**SUPPLIED INFORMATION:**
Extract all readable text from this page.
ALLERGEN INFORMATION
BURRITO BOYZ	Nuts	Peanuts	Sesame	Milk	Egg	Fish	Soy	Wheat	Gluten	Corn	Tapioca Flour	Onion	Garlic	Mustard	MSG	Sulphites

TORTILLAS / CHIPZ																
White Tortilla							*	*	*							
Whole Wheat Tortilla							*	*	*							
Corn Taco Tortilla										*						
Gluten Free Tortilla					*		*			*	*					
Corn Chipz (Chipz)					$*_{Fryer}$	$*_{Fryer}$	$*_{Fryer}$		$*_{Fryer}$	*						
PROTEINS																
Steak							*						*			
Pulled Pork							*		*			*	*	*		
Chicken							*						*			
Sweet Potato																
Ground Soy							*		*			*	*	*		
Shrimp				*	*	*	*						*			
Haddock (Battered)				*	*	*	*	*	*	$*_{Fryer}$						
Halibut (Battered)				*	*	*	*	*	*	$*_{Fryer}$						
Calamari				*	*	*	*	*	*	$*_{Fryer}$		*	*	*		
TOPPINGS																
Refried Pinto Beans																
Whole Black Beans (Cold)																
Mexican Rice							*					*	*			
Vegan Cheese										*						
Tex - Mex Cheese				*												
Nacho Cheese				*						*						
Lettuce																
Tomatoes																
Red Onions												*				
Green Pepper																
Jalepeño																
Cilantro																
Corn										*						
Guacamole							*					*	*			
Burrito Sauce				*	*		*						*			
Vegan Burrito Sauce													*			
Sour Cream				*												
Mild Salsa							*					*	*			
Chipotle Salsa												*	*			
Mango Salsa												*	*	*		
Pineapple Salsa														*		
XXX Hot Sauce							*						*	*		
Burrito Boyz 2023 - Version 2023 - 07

**TASK TO CARRY OUT:** Word for word, write out all of the data above.

**THE ANSWER:**
Extract all readable text from this page.
ALLERGEN INFORMATION
BURRITO BOYZ	Nuts	Peanuts	Sesame	Milk	Egg	Fish	Soy	Wheat	Gluten	Corn	Tapioca Flour	Onion	Garlic	Mustard	MSG	Sulphites

TORTILLAS / CHIPZ																
White Tortilla							*	*	*							
Whole Wheat Tortilla							*	*	*							
Corn Taco Tortilla										*						
Gluten Free Tortilla					*		*			*	*					
Corn Chipz (Chipz)					$*_{Fryer}$	$*_{Fryer}$	$*_{Fryer}$		$*_{Fryer}$	*						
PROTEINS																
Steak							*						*			
Pulled Pork							*		*			*	*	*		
Chicken							*						*			
Sweet Potato																
Ground Soy							*		*			*	*	*		
Shrimp				*	*	*	*						*			
Haddock (Battered)				*	*	*	*	*	*	$*_{Fryer}$						
Halibut (Battered)				*	*	*	*	*	*	$*_{Fryer}$						
Calamari				*	*	*	*	*	*	$*_{Fryer}$		*	*	*		
TOPPINGS																
Refried Pinto Beans																
Whole Black Beans (Cold)																
Mexican Rice							*					*	*			
Vegan Cheese										*						
Tex - Mex Cheese				*												
Nacho Cheese				*						*						
Lettuce																
Tomatoes																
Red Onions												*				
Green Pepper																
Jalepeño																
Cilantro																
Corn										*						
Guacamole							*					*	*			
Burrito Sauce				*	*		*						*			
Vegan Burrito Sauce													*			
Sour Cream				*												
Mild Salsa							*					*	*			
Chipotle Salsa												*	*			
Mango Salsa												*	*	*		
Pineapple Salsa														*		
XXX Hot Sauce							*						*	*		
Burrito Boyz 2023 - Version 2023 - 07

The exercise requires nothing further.